Given request: Count the lines below that include the word "Basic" and write that number alone.

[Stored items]
#####
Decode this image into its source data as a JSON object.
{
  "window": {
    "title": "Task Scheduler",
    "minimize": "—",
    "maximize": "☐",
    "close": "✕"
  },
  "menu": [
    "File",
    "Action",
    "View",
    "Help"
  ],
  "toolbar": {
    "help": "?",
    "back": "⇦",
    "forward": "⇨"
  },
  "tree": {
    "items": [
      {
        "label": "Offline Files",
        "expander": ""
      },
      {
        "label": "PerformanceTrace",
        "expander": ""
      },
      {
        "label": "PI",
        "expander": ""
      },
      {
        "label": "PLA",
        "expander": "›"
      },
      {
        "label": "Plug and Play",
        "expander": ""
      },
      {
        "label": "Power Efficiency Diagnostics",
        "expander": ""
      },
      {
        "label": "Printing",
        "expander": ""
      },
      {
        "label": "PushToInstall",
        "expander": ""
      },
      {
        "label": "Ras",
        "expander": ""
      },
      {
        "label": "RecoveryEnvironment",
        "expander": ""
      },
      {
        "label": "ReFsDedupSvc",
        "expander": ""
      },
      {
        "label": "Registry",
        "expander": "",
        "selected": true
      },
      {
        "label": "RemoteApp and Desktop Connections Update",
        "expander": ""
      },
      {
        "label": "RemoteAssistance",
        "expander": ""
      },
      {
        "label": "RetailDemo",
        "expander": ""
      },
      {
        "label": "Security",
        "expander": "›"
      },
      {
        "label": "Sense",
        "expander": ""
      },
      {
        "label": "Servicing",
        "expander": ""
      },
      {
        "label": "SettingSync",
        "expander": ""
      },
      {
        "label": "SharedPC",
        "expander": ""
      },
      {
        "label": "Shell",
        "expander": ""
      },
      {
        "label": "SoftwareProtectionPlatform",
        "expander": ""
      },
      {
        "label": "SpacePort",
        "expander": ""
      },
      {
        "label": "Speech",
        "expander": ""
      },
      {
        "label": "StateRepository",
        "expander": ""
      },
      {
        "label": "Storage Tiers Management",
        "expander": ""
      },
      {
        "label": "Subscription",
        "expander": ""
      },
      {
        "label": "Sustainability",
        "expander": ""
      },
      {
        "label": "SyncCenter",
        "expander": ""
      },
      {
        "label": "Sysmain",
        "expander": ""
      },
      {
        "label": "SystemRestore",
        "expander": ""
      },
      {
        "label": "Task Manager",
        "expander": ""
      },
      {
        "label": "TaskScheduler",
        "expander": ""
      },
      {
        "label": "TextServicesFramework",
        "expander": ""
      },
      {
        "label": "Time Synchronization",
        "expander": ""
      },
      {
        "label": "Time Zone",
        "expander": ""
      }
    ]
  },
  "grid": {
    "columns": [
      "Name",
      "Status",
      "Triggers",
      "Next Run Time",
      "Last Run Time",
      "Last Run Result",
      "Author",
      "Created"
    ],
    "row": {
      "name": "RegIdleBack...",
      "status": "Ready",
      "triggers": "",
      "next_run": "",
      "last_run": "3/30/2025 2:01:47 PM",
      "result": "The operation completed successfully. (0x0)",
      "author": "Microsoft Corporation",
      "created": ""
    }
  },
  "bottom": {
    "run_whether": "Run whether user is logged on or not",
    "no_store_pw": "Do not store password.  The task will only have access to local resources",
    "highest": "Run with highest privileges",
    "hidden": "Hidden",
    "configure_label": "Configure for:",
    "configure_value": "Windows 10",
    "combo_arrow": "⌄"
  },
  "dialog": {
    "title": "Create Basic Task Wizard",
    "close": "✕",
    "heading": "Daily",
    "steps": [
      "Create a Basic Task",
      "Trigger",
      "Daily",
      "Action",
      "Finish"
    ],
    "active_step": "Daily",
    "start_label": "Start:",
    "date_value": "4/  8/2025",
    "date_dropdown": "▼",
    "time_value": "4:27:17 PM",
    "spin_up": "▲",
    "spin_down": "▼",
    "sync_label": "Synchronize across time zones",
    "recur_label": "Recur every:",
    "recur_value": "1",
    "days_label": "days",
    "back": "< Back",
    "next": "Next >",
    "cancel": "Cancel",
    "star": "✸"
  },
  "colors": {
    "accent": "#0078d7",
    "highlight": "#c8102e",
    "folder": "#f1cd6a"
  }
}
#####
Task answer: 2